=== Exercise ===
Lines containing the word "masing" should be extracted in full.

=== Provided data ===
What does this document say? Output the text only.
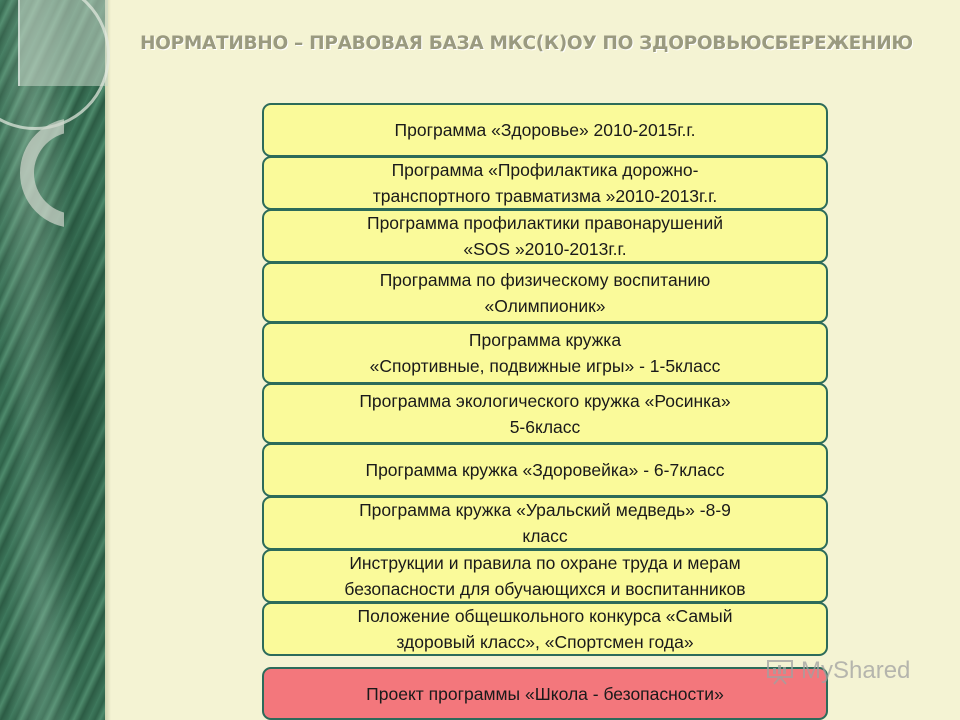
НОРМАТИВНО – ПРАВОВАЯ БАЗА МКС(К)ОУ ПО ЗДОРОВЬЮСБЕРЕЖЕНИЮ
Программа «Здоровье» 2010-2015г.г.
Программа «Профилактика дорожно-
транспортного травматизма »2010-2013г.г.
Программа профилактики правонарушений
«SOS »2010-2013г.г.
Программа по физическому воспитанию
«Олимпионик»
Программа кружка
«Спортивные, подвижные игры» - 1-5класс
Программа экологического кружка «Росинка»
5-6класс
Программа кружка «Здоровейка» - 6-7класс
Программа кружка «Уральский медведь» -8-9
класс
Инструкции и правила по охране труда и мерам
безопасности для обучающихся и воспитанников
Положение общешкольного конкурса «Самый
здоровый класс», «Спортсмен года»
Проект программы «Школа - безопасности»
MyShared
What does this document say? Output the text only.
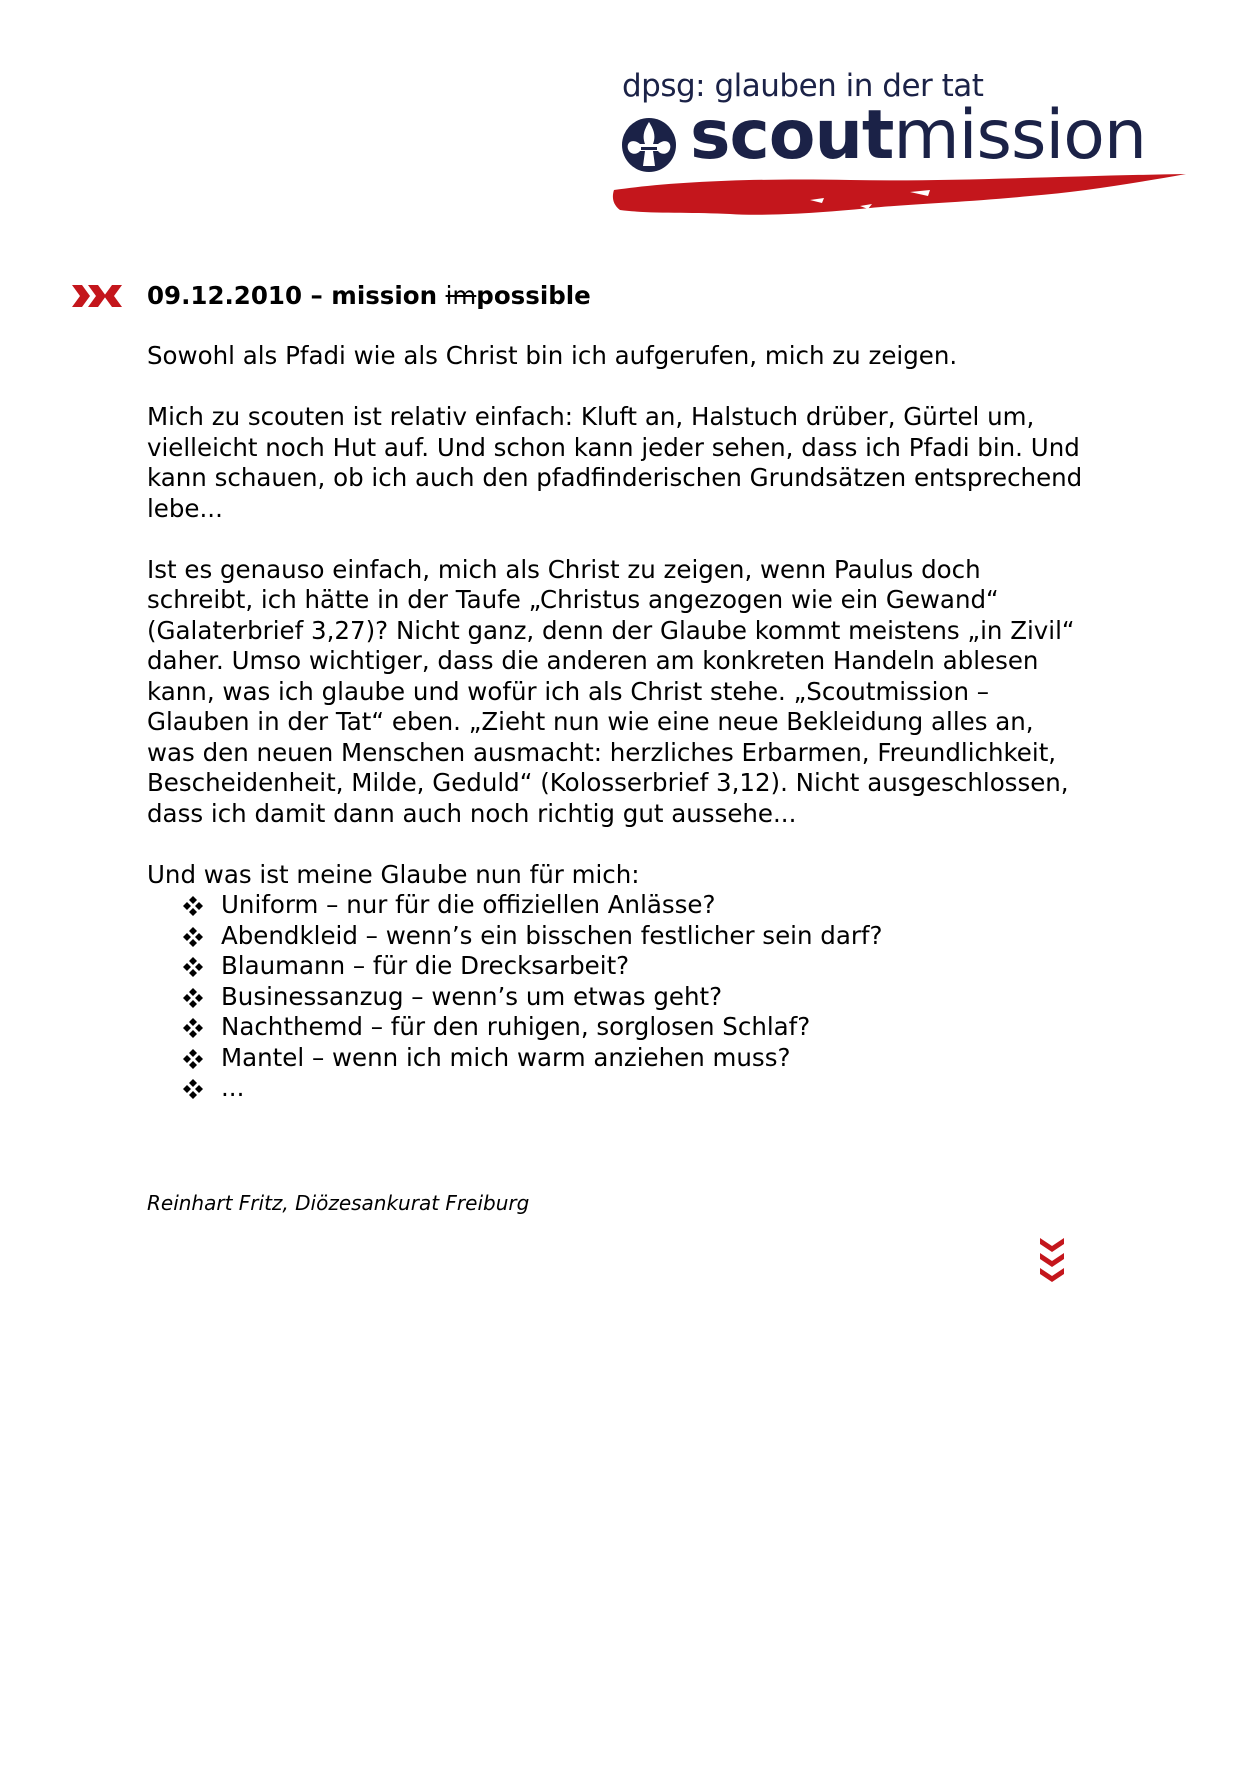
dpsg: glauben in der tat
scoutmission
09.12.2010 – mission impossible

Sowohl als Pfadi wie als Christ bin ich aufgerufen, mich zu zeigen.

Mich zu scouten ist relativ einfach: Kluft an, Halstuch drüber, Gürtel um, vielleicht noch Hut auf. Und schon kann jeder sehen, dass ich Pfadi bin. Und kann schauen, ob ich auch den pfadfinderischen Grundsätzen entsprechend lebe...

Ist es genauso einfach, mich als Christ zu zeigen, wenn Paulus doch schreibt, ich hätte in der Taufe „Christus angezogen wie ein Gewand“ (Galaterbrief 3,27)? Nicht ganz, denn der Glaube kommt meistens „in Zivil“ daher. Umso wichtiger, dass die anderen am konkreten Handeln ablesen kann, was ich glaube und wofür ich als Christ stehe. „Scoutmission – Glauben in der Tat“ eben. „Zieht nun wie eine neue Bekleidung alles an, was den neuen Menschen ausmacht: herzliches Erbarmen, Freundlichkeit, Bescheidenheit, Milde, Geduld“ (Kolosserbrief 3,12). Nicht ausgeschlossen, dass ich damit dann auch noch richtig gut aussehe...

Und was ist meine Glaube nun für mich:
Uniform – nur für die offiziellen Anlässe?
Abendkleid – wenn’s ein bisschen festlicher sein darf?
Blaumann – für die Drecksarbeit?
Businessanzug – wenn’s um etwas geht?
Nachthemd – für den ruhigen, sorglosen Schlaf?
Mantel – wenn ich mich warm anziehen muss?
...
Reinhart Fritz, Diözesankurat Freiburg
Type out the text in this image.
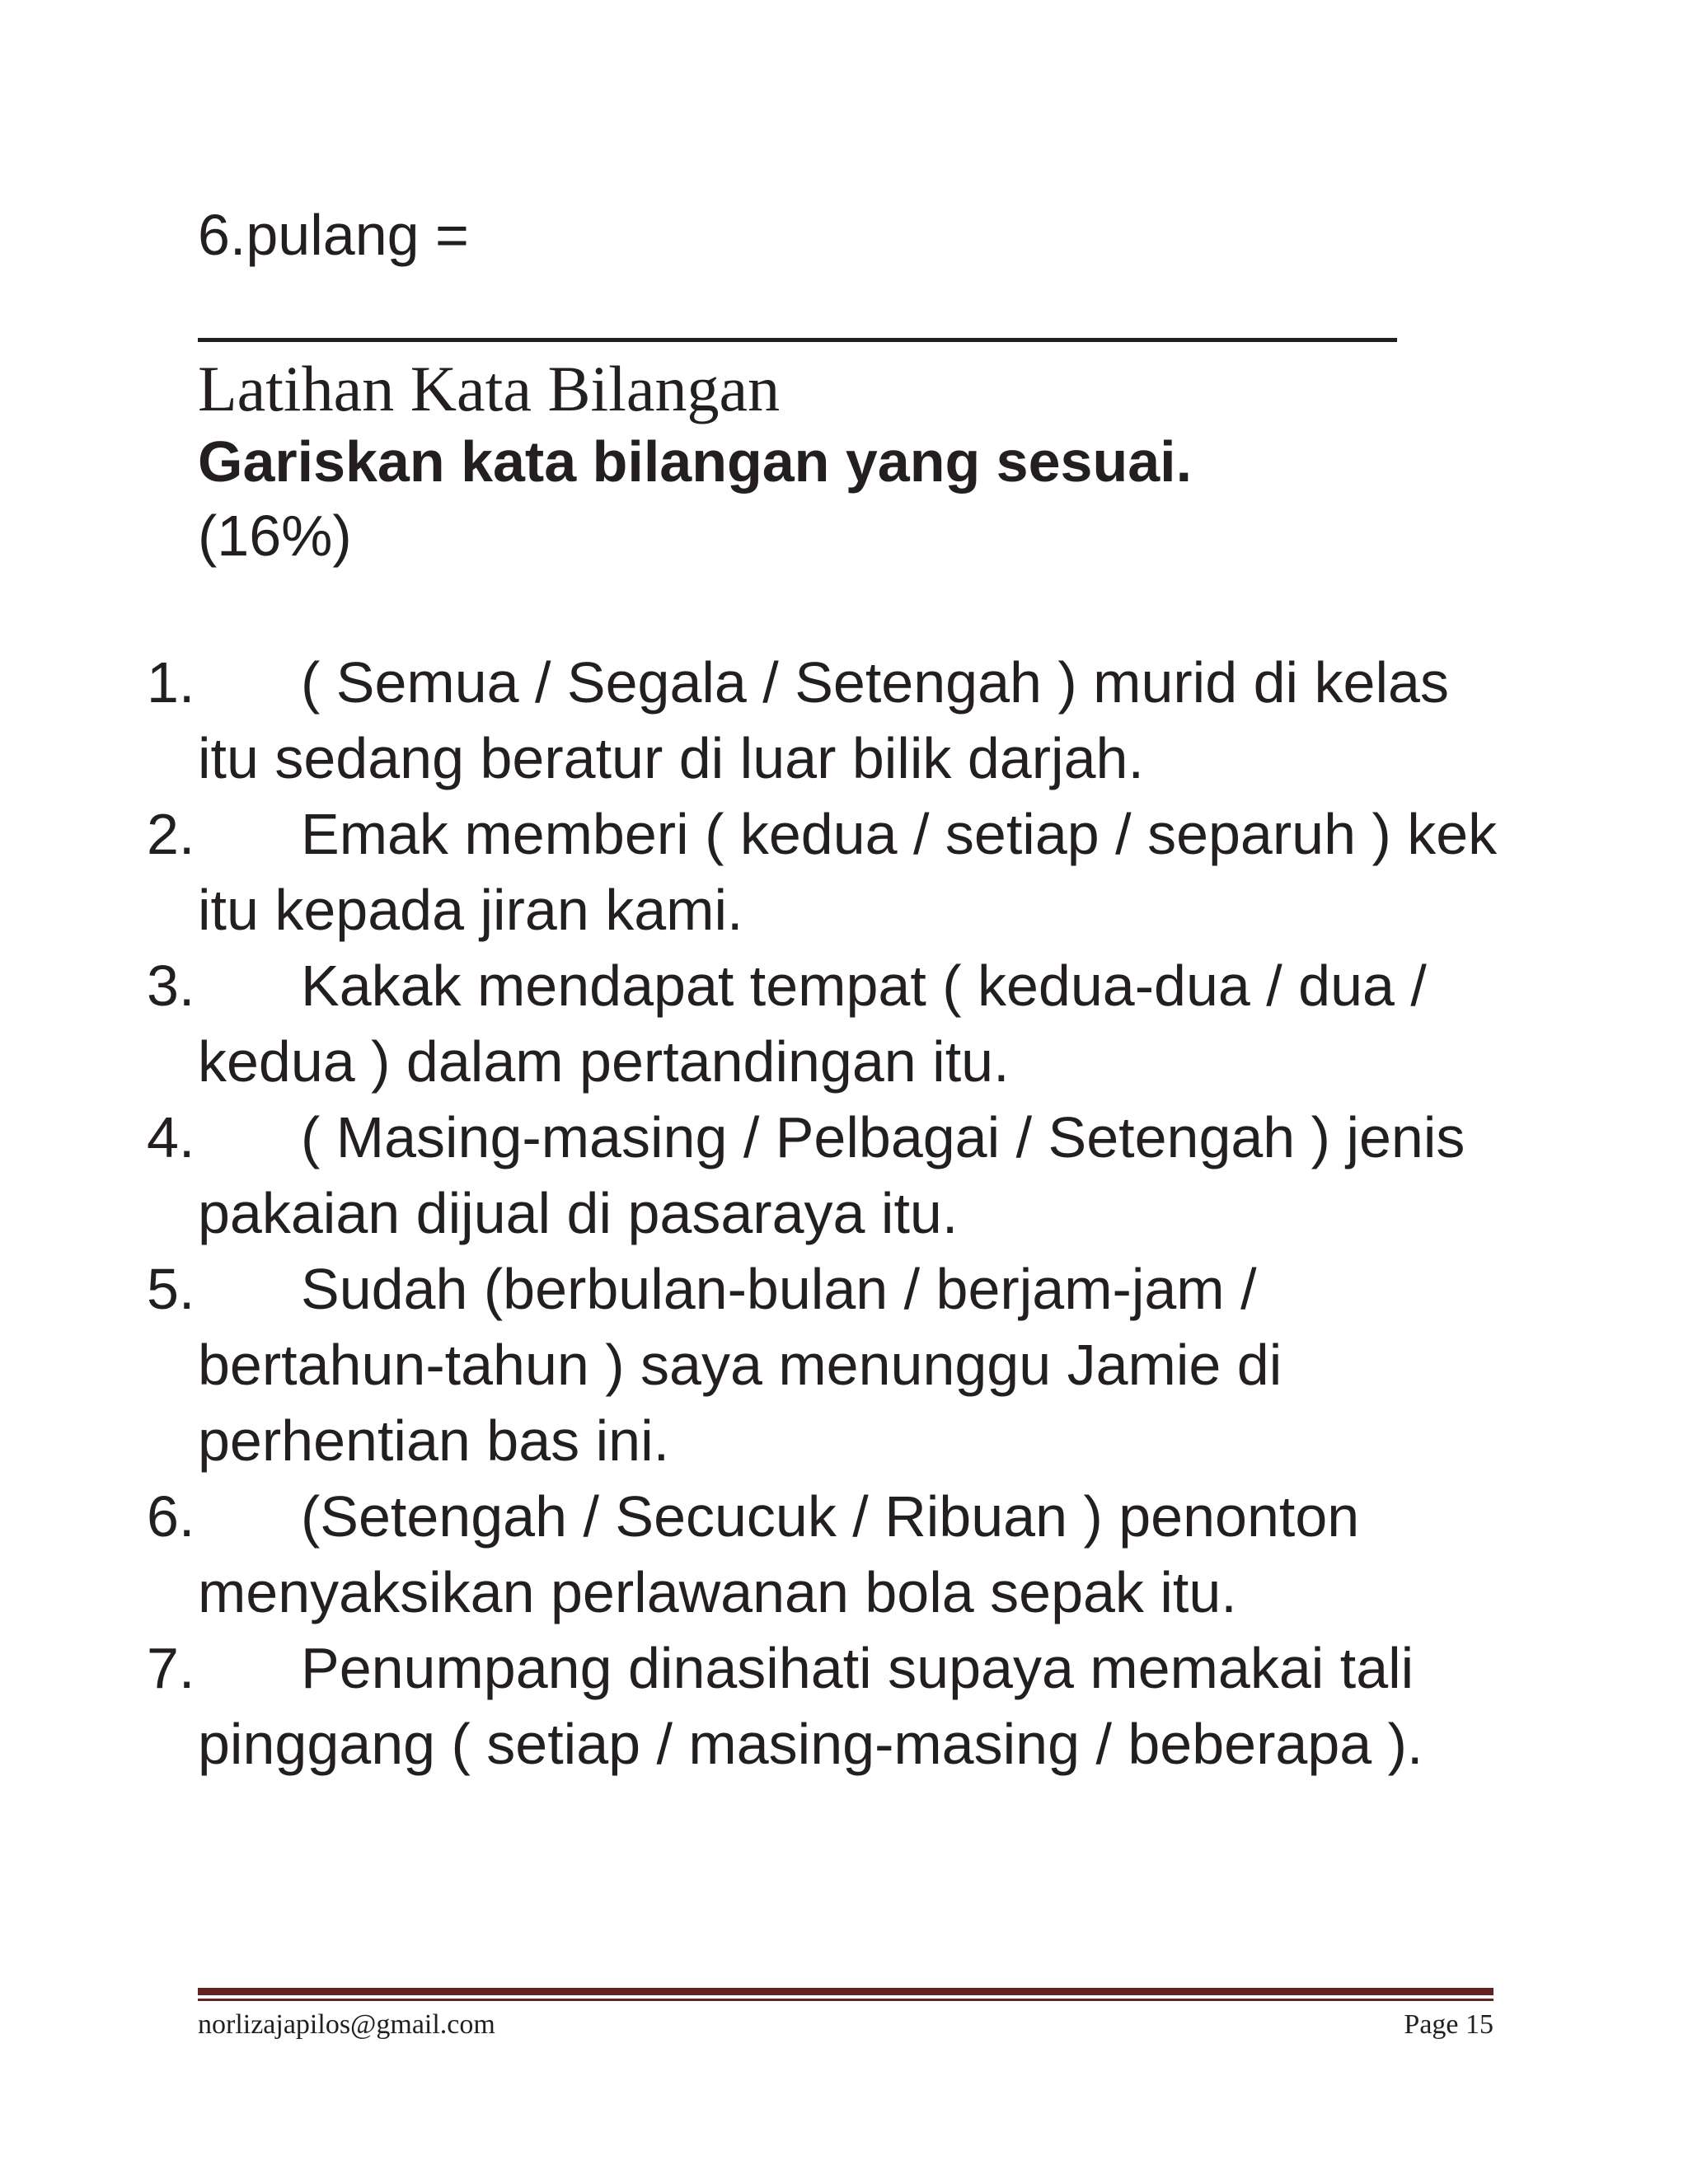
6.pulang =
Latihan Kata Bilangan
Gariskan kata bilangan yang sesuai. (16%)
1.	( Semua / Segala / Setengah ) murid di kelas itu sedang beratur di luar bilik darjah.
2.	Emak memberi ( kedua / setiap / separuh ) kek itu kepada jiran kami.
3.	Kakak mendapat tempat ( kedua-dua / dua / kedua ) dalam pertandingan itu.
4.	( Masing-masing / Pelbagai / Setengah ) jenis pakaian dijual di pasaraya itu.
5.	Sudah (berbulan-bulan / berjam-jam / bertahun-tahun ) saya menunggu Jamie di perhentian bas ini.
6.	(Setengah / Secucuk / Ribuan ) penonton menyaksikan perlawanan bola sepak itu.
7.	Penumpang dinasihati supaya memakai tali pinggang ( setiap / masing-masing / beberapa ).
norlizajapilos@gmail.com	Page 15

=== Output of the exercise ===
4.	( Masing-masing / Pelbagai / Setengah ) jenis pakaian dijual di pasaraya itu.
7.	Penumpang dinasihati supaya memakai tali pinggang ( setiap / masing-masing / beberapa ).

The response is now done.